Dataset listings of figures
********
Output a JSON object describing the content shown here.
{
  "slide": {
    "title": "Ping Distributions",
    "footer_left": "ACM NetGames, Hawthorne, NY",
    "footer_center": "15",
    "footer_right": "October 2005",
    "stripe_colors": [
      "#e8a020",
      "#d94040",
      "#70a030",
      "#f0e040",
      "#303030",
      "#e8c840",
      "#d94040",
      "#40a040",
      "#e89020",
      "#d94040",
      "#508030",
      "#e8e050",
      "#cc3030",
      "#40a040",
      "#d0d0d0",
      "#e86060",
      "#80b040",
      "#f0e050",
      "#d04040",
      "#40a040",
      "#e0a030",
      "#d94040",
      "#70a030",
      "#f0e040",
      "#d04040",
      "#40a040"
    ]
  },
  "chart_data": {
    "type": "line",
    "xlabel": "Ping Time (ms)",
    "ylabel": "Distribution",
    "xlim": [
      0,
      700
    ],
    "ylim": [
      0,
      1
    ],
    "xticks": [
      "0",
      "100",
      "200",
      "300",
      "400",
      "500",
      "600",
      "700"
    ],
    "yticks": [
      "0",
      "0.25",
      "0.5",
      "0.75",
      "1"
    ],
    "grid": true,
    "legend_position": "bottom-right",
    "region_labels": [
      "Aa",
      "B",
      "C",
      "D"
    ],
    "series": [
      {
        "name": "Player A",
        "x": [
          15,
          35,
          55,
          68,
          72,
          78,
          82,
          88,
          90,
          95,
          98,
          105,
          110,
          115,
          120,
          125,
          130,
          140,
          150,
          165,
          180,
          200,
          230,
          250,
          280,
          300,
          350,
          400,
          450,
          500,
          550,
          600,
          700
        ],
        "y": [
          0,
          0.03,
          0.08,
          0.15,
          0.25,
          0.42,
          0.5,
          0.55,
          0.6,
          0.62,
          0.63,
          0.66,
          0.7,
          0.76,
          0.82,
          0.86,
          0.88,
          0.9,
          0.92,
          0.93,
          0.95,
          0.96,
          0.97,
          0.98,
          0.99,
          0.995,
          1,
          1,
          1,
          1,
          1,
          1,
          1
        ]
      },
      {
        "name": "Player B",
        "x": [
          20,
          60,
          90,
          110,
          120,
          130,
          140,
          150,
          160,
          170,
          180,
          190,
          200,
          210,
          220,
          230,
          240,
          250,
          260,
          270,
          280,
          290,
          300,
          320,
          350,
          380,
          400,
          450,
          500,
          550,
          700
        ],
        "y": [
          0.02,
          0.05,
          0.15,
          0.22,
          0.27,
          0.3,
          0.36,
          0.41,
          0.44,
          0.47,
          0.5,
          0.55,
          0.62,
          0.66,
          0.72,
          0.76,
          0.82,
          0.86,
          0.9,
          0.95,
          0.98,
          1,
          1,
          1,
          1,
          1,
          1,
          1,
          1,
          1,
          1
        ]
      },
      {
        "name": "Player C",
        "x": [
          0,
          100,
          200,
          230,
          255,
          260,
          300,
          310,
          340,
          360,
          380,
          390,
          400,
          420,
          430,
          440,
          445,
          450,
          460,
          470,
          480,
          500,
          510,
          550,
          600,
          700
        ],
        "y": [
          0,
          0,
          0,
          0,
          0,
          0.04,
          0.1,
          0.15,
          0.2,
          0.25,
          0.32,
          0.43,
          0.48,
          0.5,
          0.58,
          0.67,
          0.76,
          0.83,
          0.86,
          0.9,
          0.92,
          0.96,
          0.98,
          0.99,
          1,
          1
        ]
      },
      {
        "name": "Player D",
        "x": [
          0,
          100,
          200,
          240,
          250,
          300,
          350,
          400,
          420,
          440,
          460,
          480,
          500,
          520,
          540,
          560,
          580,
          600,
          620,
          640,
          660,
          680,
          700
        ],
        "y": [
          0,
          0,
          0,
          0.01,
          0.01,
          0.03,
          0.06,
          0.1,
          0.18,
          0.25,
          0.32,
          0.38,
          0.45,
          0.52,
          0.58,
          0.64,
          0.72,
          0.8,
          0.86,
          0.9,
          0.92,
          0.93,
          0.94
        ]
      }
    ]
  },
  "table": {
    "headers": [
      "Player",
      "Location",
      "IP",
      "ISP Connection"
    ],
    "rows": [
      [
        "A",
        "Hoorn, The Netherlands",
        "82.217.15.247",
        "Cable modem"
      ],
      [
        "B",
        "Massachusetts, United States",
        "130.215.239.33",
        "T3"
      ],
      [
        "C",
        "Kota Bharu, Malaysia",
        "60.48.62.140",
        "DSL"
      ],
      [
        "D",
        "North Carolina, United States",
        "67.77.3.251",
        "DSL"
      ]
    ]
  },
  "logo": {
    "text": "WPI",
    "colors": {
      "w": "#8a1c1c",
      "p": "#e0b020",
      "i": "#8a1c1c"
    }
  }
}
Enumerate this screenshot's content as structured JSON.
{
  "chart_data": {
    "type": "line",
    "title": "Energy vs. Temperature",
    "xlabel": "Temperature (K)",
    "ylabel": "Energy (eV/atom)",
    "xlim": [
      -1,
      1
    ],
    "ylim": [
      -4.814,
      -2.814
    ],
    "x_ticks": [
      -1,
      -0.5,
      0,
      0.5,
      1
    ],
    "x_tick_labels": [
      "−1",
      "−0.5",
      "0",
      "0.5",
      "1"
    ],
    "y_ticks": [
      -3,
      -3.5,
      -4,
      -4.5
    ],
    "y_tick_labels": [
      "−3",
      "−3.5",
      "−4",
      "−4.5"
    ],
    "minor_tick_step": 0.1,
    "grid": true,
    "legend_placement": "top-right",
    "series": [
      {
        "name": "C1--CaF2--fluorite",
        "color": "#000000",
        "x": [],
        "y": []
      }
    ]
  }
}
********
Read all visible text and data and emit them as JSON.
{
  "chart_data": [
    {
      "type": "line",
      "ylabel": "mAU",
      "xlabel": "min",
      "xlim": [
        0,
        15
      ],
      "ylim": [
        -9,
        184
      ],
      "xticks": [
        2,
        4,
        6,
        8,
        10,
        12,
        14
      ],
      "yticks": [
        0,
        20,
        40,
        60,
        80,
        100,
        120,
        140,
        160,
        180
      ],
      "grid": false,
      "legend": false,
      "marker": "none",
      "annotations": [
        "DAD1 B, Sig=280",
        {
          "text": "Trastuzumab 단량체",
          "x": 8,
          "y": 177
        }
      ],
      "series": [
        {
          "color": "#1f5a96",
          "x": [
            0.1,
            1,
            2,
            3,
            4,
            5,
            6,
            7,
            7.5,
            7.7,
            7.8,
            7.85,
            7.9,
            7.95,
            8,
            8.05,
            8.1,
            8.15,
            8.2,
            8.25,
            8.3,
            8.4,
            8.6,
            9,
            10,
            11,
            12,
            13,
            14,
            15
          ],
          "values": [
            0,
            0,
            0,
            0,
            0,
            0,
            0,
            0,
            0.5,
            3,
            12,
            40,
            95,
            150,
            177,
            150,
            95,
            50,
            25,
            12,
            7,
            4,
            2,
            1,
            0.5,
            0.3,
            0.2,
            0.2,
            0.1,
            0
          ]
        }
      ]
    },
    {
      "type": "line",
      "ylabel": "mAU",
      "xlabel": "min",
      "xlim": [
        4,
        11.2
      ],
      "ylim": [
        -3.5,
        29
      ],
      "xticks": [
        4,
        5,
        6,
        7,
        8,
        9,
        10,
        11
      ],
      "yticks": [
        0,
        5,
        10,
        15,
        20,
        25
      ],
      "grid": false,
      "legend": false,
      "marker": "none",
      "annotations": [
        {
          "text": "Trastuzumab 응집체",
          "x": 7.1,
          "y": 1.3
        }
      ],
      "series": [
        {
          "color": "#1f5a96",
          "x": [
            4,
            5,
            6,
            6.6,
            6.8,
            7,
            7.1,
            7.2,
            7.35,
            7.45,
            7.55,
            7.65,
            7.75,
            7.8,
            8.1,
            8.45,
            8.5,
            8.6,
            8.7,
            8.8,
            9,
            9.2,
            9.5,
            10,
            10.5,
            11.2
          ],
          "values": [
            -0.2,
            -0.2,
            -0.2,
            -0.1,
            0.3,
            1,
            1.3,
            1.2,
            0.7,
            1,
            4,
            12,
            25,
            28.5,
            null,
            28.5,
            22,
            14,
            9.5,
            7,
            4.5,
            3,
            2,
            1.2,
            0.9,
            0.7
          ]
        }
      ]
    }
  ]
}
********
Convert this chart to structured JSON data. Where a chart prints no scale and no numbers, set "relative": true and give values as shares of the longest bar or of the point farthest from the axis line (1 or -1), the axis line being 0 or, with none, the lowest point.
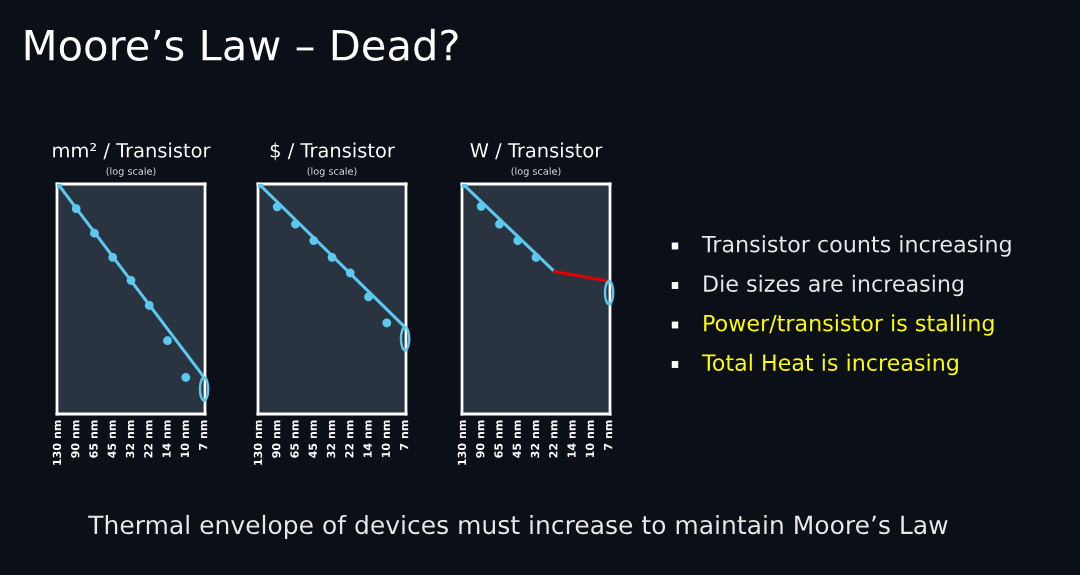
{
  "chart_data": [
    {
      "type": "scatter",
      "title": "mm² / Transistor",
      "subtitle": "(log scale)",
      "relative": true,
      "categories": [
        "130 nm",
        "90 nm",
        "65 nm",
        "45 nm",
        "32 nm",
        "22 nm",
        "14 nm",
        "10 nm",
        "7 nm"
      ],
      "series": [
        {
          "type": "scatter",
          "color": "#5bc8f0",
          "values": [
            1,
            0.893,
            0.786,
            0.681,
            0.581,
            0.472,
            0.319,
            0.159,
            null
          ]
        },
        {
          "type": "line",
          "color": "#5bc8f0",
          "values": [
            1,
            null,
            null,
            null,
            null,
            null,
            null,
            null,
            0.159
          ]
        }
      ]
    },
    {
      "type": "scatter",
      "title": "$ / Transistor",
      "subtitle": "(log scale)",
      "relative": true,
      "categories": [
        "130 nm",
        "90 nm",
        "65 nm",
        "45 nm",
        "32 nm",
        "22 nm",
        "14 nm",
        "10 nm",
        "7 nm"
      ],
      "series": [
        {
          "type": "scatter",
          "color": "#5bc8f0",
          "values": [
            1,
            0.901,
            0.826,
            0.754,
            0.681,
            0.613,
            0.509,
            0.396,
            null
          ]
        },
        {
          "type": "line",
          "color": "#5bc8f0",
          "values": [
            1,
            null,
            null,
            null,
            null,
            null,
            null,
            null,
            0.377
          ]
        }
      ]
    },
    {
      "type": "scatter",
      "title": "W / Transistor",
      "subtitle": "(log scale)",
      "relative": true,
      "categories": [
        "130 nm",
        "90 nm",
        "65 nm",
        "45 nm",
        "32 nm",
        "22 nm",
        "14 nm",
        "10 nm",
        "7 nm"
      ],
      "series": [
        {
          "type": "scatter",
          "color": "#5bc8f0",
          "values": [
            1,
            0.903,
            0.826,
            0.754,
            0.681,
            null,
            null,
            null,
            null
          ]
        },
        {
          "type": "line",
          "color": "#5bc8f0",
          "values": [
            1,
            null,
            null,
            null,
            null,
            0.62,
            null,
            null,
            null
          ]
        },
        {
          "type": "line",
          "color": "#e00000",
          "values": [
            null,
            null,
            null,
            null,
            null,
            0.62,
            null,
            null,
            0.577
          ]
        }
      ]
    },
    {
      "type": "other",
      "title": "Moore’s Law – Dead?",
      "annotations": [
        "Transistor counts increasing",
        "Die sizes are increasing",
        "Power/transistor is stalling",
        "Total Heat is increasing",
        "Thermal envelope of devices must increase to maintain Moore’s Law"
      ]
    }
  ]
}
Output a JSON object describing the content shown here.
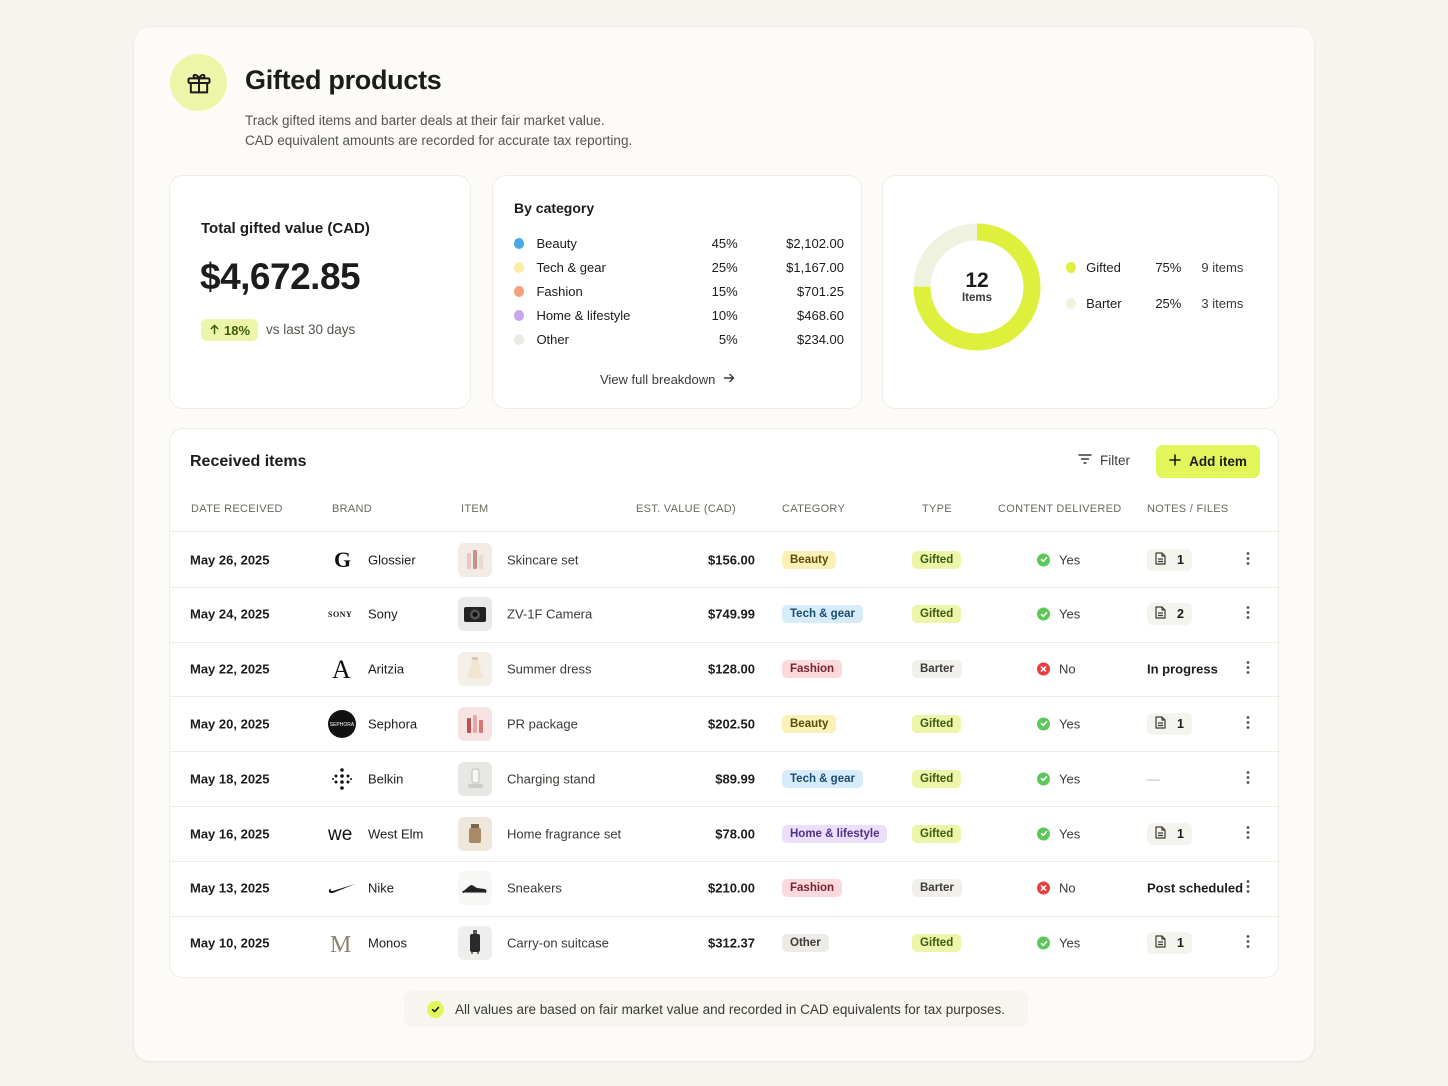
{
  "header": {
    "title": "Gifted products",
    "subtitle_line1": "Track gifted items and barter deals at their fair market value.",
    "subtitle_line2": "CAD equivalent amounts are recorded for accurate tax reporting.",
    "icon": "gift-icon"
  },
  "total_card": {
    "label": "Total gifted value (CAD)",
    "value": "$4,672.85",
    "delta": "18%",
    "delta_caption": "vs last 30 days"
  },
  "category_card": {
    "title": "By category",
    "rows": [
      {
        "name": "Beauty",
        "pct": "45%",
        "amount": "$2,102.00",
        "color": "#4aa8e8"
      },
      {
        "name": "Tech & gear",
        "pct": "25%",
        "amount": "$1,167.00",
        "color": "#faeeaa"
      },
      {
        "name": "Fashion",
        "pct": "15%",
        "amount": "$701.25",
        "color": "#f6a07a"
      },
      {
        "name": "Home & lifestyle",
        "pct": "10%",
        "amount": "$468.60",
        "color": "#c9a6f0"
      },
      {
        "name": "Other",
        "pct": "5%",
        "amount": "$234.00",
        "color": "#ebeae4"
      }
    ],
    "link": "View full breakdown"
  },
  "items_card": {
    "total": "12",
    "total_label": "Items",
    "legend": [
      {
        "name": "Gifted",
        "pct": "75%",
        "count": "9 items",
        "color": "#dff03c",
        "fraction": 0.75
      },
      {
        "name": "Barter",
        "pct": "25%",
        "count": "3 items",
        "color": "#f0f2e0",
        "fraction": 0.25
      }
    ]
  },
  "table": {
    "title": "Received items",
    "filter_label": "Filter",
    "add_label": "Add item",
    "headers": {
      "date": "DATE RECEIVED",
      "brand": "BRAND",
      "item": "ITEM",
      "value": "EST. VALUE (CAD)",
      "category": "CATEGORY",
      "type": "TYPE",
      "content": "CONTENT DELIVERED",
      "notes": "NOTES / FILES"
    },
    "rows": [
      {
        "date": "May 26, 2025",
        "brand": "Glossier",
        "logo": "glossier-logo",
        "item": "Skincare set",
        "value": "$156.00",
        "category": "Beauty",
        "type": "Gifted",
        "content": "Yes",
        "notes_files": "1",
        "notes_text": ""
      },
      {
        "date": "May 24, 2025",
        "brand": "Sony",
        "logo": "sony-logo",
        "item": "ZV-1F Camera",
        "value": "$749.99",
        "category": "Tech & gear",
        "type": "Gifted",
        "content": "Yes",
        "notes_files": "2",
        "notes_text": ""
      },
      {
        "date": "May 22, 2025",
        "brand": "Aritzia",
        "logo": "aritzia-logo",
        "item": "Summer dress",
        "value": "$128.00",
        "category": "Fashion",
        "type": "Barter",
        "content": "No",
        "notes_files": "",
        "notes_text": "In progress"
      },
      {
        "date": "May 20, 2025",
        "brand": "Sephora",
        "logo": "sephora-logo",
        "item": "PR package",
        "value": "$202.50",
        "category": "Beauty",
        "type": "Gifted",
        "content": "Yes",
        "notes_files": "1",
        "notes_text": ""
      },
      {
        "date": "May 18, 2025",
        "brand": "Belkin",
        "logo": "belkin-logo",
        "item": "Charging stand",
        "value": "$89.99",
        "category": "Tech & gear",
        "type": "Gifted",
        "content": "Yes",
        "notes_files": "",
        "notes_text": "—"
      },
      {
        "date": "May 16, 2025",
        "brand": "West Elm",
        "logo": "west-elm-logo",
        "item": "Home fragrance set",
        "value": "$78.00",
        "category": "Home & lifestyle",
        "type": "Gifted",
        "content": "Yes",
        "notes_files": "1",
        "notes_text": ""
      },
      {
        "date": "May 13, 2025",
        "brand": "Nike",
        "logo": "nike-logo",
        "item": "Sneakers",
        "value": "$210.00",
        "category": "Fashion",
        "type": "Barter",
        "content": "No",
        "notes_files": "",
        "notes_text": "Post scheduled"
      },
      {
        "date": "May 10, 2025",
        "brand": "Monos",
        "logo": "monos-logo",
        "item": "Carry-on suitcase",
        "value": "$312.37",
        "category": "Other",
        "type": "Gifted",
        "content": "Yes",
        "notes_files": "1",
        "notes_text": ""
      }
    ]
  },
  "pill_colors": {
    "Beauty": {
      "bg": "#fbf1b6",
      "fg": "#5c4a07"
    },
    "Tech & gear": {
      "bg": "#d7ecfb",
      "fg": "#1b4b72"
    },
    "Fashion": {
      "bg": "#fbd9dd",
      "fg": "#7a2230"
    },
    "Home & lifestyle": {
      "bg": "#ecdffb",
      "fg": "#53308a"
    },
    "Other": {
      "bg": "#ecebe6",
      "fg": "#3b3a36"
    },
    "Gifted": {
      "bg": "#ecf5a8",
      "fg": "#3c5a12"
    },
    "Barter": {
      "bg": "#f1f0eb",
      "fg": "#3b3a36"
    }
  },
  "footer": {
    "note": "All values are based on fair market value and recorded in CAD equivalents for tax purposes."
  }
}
********
Task directions: Identify how many lines in the entries above contain the word "Temperature" and provide only that figure.

Exercise response: 2